-- Start DATA EXCERPTS --

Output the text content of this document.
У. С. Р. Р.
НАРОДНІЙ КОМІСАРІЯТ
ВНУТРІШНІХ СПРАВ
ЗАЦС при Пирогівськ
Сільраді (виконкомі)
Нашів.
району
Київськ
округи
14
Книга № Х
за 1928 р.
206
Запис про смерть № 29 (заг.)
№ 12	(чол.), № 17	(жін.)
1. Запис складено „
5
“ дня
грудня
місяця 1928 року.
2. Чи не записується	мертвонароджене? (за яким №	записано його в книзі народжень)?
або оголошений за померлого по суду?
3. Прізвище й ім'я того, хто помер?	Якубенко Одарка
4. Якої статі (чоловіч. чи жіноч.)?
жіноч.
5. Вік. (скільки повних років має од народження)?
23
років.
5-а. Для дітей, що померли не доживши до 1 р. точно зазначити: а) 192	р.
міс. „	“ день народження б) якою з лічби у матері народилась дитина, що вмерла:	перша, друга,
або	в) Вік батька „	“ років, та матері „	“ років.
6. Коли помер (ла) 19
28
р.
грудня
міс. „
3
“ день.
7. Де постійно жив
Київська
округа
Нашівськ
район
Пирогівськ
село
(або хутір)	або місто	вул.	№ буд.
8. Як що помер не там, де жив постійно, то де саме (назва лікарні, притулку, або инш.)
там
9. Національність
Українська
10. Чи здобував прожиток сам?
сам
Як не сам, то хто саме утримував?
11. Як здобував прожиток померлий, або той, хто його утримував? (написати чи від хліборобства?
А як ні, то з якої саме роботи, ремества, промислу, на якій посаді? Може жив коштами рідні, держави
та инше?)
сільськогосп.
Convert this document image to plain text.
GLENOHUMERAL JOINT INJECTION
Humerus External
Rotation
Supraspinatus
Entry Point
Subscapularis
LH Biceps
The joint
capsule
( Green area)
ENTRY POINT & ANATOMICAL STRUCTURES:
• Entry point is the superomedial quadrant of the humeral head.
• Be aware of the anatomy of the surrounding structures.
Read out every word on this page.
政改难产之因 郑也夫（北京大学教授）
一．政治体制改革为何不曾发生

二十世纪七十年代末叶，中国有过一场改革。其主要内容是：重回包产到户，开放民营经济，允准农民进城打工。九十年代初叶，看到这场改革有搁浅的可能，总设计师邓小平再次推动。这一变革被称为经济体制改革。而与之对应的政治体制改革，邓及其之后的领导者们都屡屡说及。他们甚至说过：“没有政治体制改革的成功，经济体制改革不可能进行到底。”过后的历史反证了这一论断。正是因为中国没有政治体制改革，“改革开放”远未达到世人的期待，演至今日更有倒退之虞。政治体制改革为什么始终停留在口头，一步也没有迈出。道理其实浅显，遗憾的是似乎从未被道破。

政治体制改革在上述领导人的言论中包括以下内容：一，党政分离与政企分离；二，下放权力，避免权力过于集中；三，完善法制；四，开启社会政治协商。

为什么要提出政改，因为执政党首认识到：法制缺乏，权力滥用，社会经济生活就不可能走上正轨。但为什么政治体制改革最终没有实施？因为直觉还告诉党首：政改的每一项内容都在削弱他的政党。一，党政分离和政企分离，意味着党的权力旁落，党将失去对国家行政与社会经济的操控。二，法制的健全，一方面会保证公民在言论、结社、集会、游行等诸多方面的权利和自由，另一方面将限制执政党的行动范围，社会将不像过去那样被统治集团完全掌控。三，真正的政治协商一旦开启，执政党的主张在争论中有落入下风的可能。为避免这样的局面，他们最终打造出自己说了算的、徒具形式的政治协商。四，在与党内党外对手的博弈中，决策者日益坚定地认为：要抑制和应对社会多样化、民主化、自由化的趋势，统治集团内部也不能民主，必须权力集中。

-- End DATA EXCERPTS --

#### [DIRECTIONS]
Would you restate each of the entries word for word?

#### [FINISHED ANSWER]
Output the text content of this document.
У. С. Р. Р.
НАРОДНІЙ КОМІСАРІЯТ
ВНУТРІШНІХ СПРАВ
ЗАЦС при Пирогівськ
Сільраді (виконкомі)
Нашів.
району
Київськ
округи
14
Книга № Х
за 1928 р.
206
Запис про смерть № 29 (заг.)
№ 12	(чол.), № 17	(жін.)
1. Запис складено „
5
“ дня
грудня
місяця 1928 року.
2. Чи не записується	мертвонароджене? (за яким №	записано його в книзі народжень)?
або оголошений за померлого по суду?
3. Прізвище й ім'я того, хто помер?	Якубенко Одарка
4. Якої статі (чоловіч. чи жіноч.)?
жіноч.
5. Вік. (скільки повних років має од народження)?
23
років.
5-а. Для дітей, що померли не доживши до 1 р. точно зазначити: а) 192	р.
міс. „	“ день народження б) якою з лічби у матері народилась дитина, що вмерла:	перша, друга,
або	в) Вік батька „	“ років, та матері „	“ років.
6. Коли помер (ла) 19
28
р.
грудня
міс. „
3
“ день.
7. Де постійно жив
Київська
округа
Нашівськ
район
Пирогівськ
село
(або хутір)	або місто	вул.	№ буд.
8. Як що помер не там, де жив постійно, то де саме (назва лікарні, притулку, або инш.)
там
9. Національність
Українська
10. Чи здобував прожиток сам?
сам
Як не сам, то хто саме утримував?
11. Як здобував прожиток померлий, або той, хто його утримував? (написати чи від хліборобства?
А як ні, то з якої саме роботи, ремества, промислу, на якій посаді? Може жив коштами рідні, держави
та инше?)
сільськогосп.
Convert this document image to plain text.
GLENOHUMERAL JOINT INJECTION
Humerus External
Rotation
Supraspinatus
Entry Point
Subscapularis
LH Biceps
The joint
capsule
( Green area)
ENTRY POINT & ANATOMICAL STRUCTURES:
• Entry point is the superomedial quadrant of the humeral head.
• Be aware of the anatomy of the surrounding structures.
Read out every word on this page.
政改难产之因 郑也夫（北京大学教授）
一．政治体制改革为何不曾发生

二十世纪七十年代末叶，中国有过一场改革。其主要内容是：重回包产到户，开放民营经济，允准农民进城打工。九十年代初叶，看到这场改革有搁浅的可能，总设计师邓小平再次推动。这一变革被称为经济体制改革。而与之对应的政治体制改革，邓及其之后的领导者们都屡屡说及。他们甚至说过：“没有政治体制改革的成功，经济体制改革不可能进行到底。”过后的历史反证了这一论断。正是因为中国没有政治体制改革，“改革开放”远未达到世人的期待，演至今日更有倒退之虞。政治体制改革为什么始终停留在口头，一步也没有迈出。道理其实浅显，遗憾的是似乎从未被道破。

政治体制改革在上述领导人的言论中包括以下内容：一，党政分离与政企分离；二，下放权力，避免权力过于集中；三，完善法制；四，开启社会政治协商。

为什么要提出政改，因为执政党首认识到：法制缺乏，权力滥用，社会经济生活就不可能走上正轨。但为什么政治体制改革最终没有实施？因为直觉还告诉党首：政改的每一项内容都在削弱他的政党。一，党政分离和政企分离，意味着党的权力旁落，党将失去对国家行政与社会经济的操控。二，法制的健全，一方面会保证公民在言论、结社、集会、游行等诸多方面的权利和自由，另一方面将限制执政党的行动范围，社会将不像过去那样被统治集团完全掌控。三，真正的政治协商一旦开启，执政党的主张在争论中有落入下风的可能。为避免这样的局面，他们最终打造出自己说了算的、徒具形式的政治协商。四，在与党内党外对手的博弈中，决策者日益坚定地认为：要抑制和应对社会多样化、民主化、自由化的趋势，统治集团内部也不能民主，必须权力集中。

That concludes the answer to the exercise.